(Part of a data file)

..........

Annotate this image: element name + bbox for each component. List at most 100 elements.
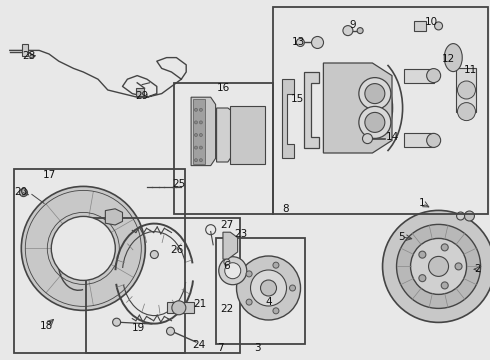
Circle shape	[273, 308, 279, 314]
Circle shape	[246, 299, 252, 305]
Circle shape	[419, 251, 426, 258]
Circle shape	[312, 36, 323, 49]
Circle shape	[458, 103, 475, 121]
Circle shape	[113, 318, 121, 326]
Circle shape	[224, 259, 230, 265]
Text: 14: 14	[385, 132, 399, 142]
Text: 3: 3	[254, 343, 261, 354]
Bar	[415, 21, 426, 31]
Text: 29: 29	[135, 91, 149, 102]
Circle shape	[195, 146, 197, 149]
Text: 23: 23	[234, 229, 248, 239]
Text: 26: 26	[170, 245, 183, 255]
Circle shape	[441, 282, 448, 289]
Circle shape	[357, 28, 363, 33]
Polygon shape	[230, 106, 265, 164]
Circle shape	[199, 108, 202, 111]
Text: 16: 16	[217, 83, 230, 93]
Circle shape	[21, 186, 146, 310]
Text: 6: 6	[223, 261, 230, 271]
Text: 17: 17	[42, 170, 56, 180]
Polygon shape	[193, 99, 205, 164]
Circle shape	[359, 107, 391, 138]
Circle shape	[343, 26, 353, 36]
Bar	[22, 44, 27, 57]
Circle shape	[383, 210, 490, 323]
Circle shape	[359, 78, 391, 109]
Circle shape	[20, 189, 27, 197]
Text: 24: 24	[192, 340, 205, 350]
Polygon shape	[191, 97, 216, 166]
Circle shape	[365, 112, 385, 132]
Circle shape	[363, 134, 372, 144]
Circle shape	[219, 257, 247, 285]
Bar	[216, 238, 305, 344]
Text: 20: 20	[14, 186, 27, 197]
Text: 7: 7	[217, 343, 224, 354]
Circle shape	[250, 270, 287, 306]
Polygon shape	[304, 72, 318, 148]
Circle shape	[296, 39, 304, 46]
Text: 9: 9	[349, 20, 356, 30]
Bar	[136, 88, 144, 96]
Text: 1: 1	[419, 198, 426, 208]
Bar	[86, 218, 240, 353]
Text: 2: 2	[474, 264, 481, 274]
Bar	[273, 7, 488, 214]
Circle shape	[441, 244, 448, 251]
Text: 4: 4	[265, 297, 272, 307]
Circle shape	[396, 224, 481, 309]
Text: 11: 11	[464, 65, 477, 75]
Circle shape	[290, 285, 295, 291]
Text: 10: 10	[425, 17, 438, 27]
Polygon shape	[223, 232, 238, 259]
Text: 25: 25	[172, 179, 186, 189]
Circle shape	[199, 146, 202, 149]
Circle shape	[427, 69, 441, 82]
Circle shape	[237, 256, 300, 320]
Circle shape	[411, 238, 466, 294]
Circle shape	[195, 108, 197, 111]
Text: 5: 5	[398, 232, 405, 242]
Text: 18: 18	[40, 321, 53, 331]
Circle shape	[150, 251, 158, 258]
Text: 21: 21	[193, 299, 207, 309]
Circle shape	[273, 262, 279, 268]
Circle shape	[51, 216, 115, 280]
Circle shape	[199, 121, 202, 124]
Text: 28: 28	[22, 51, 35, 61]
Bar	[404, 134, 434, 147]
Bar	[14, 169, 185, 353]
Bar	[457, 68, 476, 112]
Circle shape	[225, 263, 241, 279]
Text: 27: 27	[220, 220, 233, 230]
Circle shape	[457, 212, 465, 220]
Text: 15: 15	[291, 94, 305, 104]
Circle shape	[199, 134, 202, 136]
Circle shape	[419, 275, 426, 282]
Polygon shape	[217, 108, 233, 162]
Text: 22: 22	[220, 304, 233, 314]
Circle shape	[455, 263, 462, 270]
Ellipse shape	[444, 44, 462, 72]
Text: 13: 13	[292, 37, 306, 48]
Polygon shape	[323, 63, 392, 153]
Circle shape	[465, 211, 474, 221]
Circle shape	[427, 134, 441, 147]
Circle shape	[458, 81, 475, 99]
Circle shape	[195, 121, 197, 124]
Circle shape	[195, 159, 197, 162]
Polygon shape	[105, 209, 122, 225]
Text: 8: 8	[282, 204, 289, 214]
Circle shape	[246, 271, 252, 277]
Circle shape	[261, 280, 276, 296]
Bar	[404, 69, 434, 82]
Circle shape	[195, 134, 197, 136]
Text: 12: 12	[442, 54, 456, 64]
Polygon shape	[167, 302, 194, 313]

..........

Swap every "Circle shape" in the records above for "Round shape" and write the records out again with nothing else changed, leaving out the pictures.

* [Exercise result]
Annotate this image: element name + bbox for each component. List at most 100 elements.
Round shape	[273, 308, 279, 314]
Round shape	[246, 299, 252, 305]
Round shape	[419, 251, 426, 258]
Round shape	[312, 36, 323, 49]
Round shape	[458, 103, 475, 121]
Round shape	[113, 318, 121, 326]
Round shape	[224, 259, 230, 265]
Text: 14: 14	[385, 132, 399, 142]
Text: 3: 3	[254, 343, 261, 354]
Bar	[415, 21, 426, 31]
Text: 29: 29	[135, 91, 149, 102]
Round shape	[195, 146, 197, 149]
Text: 23: 23	[234, 229, 248, 239]
Text: 26: 26	[170, 245, 183, 255]
Round shape	[441, 282, 448, 289]
Round shape	[357, 28, 363, 33]
Polygon shape	[230, 106, 265, 164]
Round shape	[199, 108, 202, 111]
Text: 16: 16	[217, 83, 230, 93]
Round shape	[21, 186, 146, 310]
Text: 6: 6	[223, 261, 230, 271]
Text: 17: 17	[42, 170, 56, 180]
Polygon shape	[193, 99, 205, 164]
Round shape	[359, 107, 391, 138]
Round shape	[343, 26, 353, 36]
Bar	[22, 44, 27, 57]
Round shape	[383, 210, 490, 323]
Round shape	[359, 78, 391, 109]
Round shape	[20, 189, 27, 197]
Text: 24: 24	[192, 340, 205, 350]
Polygon shape	[191, 97, 216, 166]
Round shape	[365, 112, 385, 132]
Round shape	[363, 134, 372, 144]
Round shape	[219, 257, 247, 285]
Bar	[216, 238, 305, 344]
Text: 20: 20	[14, 186, 27, 197]
Text: 7: 7	[217, 343, 224, 354]
Round shape	[250, 270, 287, 306]
Polygon shape	[304, 72, 318, 148]
Round shape	[296, 39, 304, 46]
Text: 9: 9	[349, 20, 356, 30]
Bar	[136, 88, 144, 96]
Text: 1: 1	[419, 198, 426, 208]
Bar	[86, 218, 240, 353]
Text: 2: 2	[474, 264, 481, 274]
Bar	[273, 7, 488, 214]
Round shape	[441, 244, 448, 251]
Text: 4: 4	[265, 297, 272, 307]
Round shape	[396, 224, 481, 309]
Text: 11: 11	[464, 65, 477, 75]
Round shape	[290, 285, 295, 291]
Text: 10: 10	[425, 17, 438, 27]
Polygon shape	[223, 232, 238, 259]
Text: 25: 25	[172, 179, 186, 189]
Round shape	[199, 146, 202, 149]
Round shape	[427, 69, 441, 82]
Round shape	[237, 256, 300, 320]
Round shape	[411, 238, 466, 294]
Round shape	[195, 108, 197, 111]
Text: 5: 5	[398, 232, 405, 242]
Text: 18: 18	[40, 321, 53, 331]
Round shape	[150, 251, 158, 258]
Text: 21: 21	[193, 299, 207, 309]
Round shape	[273, 262, 279, 268]
Round shape	[51, 216, 115, 280]
Round shape	[199, 121, 202, 124]
Text: 28: 28	[22, 51, 35, 61]
Bar	[404, 134, 434, 147]
Bar	[14, 169, 185, 353]
Bar	[457, 68, 476, 112]
Round shape	[225, 263, 241, 279]
Text: 27: 27	[220, 220, 233, 230]
Round shape	[457, 212, 465, 220]
Text: 15: 15	[291, 94, 305, 104]
Round shape	[199, 134, 202, 136]
Round shape	[419, 275, 426, 282]
Polygon shape	[217, 108, 233, 162]
Text: 22: 22	[220, 304, 233, 314]
Round shape	[455, 263, 462, 270]
Ellipse shape	[444, 44, 462, 72]
Text: 13: 13	[292, 37, 306, 48]
Polygon shape	[323, 63, 392, 153]
Round shape	[465, 211, 474, 221]
Round shape	[427, 134, 441, 147]
Round shape	[458, 81, 475, 99]
Round shape	[195, 121, 197, 124]
Round shape	[195, 159, 197, 162]
Polygon shape	[105, 209, 122, 225]
Text: 8: 8	[282, 204, 289, 214]
Round shape	[246, 271, 252, 277]
Round shape	[261, 280, 276, 296]
Bar	[404, 69, 434, 82]
Round shape	[195, 134, 197, 136]
Text: 12: 12	[442, 54, 456, 64]
Polygon shape	[167, 302, 194, 313]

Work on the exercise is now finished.